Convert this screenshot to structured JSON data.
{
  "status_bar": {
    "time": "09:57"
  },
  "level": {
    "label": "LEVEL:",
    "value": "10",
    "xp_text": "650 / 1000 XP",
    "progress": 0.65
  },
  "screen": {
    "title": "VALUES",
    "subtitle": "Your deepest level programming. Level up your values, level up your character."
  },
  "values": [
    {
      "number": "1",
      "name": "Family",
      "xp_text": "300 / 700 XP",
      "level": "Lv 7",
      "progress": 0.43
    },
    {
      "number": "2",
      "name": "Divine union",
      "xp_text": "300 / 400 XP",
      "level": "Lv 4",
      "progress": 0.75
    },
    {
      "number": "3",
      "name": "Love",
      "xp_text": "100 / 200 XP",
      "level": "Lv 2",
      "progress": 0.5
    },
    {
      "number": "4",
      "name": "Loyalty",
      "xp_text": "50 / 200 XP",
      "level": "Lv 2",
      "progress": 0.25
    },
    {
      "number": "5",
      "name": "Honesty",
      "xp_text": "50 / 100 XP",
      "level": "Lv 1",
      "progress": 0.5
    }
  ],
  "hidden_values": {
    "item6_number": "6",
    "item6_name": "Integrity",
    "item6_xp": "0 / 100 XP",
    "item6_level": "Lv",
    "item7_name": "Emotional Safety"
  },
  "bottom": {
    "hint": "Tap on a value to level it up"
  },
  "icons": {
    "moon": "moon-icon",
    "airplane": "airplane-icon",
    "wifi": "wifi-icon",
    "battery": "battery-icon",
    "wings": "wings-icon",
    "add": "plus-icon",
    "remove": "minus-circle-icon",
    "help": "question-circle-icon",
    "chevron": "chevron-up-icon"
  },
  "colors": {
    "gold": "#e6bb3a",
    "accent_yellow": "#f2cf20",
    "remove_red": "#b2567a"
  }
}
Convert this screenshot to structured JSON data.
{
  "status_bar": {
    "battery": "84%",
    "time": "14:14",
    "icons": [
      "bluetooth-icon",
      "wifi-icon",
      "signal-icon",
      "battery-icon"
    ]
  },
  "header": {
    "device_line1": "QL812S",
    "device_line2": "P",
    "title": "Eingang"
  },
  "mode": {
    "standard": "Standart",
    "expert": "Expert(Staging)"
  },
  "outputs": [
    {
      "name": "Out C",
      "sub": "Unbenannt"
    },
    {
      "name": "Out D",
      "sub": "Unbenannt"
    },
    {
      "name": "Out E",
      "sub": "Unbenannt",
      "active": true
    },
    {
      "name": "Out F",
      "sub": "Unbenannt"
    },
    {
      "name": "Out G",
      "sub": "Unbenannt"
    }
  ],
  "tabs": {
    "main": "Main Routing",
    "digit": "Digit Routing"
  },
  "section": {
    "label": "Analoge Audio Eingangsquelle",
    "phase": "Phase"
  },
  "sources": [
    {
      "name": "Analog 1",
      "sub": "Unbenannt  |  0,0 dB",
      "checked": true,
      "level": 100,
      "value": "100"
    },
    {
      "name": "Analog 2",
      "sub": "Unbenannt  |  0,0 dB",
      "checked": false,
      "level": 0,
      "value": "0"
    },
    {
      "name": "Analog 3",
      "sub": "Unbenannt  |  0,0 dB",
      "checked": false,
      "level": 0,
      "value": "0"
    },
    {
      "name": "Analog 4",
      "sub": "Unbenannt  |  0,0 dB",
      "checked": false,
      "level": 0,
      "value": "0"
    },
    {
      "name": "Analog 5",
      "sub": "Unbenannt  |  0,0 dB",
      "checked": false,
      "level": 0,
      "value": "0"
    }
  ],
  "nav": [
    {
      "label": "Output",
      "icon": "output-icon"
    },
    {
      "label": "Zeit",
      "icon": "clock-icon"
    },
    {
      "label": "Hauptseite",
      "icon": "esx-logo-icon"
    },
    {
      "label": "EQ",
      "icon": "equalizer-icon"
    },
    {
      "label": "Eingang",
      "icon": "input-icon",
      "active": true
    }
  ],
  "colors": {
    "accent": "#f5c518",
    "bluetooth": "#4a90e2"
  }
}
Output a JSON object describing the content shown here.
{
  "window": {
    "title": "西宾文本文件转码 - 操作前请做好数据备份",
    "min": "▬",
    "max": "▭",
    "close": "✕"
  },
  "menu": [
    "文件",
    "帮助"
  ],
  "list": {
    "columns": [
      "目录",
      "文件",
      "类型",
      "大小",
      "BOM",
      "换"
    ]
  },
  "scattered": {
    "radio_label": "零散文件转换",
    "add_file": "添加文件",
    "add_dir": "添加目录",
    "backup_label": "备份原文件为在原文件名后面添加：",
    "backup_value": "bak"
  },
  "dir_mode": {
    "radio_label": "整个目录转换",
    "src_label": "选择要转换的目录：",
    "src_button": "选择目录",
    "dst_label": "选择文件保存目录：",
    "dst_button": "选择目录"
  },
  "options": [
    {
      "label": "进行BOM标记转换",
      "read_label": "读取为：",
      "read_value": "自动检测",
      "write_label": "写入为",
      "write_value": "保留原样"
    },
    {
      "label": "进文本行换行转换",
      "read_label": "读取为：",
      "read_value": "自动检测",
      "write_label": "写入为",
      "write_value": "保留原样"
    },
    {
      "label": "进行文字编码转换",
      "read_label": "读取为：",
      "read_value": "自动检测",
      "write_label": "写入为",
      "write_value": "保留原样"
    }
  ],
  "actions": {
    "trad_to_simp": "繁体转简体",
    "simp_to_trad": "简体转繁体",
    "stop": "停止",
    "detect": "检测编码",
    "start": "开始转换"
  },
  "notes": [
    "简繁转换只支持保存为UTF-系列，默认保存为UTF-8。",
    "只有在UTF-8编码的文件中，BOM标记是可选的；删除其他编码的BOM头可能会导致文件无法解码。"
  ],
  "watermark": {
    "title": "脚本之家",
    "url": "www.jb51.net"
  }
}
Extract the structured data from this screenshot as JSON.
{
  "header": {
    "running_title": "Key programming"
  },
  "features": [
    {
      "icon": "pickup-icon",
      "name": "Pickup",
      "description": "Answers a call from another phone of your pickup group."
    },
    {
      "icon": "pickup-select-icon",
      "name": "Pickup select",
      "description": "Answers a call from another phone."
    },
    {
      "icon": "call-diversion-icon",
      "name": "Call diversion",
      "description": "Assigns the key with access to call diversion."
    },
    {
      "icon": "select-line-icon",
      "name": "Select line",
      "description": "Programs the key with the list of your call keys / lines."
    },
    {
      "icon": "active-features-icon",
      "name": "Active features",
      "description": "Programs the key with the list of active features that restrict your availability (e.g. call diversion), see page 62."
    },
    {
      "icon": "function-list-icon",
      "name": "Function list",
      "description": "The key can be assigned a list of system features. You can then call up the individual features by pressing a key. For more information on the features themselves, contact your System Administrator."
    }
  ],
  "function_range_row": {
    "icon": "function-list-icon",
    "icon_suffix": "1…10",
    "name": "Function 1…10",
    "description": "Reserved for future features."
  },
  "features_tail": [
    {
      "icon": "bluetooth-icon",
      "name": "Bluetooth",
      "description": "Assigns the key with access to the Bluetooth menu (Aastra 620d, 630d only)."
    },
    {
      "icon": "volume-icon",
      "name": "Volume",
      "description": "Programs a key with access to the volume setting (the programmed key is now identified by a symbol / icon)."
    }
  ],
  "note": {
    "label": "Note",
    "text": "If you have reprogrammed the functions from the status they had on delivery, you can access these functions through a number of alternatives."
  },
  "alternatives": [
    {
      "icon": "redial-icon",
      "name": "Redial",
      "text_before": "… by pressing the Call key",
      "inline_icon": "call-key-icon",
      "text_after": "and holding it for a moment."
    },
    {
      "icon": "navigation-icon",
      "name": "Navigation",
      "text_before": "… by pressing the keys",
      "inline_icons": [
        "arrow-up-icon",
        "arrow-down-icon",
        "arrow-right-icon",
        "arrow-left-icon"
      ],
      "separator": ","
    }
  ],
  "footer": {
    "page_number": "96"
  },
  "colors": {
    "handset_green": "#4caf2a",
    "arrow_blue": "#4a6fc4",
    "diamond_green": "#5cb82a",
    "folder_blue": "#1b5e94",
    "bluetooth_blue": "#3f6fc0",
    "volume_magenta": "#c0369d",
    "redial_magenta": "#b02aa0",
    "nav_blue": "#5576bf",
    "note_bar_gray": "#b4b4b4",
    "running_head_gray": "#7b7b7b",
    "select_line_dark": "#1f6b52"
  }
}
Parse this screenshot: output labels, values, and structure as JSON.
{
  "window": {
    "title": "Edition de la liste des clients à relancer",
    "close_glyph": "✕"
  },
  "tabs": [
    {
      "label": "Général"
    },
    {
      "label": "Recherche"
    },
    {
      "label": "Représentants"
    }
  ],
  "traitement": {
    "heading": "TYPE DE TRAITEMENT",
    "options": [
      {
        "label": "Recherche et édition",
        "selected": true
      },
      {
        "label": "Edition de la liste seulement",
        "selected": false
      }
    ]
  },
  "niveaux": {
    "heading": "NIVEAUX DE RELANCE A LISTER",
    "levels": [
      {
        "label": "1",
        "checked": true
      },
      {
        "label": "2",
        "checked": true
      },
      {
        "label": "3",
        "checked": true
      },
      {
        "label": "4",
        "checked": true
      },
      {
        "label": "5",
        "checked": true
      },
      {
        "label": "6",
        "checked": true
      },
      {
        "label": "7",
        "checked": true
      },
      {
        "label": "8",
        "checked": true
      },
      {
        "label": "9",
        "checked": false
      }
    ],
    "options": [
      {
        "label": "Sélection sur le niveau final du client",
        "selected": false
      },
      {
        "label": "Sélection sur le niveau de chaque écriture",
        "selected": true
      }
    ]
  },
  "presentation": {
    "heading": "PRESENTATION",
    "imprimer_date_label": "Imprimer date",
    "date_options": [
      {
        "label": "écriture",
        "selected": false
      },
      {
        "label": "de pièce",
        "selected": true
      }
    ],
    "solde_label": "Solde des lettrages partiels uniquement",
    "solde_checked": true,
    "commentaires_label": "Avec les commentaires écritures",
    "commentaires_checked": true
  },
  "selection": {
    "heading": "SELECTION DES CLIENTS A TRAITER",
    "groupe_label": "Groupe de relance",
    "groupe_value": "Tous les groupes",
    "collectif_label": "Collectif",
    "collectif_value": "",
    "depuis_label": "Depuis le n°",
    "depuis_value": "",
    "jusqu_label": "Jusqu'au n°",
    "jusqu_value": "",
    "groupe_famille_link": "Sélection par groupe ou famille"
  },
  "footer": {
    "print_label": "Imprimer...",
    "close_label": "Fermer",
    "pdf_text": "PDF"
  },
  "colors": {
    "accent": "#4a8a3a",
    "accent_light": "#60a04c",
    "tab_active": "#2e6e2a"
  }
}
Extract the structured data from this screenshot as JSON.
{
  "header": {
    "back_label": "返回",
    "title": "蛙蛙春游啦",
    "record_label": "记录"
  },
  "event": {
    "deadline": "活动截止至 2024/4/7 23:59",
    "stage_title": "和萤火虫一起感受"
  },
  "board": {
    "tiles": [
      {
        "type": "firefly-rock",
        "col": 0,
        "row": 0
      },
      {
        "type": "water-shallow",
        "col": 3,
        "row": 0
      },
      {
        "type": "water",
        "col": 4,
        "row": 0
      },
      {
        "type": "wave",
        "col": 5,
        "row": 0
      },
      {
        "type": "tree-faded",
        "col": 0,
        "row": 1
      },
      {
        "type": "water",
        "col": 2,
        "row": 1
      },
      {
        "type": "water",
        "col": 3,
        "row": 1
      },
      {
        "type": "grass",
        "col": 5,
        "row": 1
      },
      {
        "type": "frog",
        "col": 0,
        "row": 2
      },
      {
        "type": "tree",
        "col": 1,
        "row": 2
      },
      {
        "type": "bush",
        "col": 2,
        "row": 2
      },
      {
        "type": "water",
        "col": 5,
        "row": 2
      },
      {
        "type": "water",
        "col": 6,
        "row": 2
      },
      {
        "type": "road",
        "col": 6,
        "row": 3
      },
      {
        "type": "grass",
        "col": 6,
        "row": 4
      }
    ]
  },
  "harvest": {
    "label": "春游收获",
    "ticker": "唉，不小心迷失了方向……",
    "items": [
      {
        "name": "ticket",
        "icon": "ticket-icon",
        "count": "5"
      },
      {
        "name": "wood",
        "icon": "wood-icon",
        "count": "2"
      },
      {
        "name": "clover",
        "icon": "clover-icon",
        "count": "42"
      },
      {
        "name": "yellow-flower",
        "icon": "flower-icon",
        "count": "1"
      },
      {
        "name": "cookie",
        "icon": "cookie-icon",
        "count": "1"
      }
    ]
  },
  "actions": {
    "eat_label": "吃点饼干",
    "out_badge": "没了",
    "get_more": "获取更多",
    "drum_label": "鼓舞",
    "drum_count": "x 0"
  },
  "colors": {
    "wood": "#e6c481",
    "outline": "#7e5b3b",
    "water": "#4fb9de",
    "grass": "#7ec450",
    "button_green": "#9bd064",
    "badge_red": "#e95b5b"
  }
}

Objective:
List every line from the entries above in which "alternatives" appears.

Expected answer:
    "text": "If you have reprogrammed the functions from the status they had on delivery, you can access these functions through a number of alternatives."
  "alternatives": [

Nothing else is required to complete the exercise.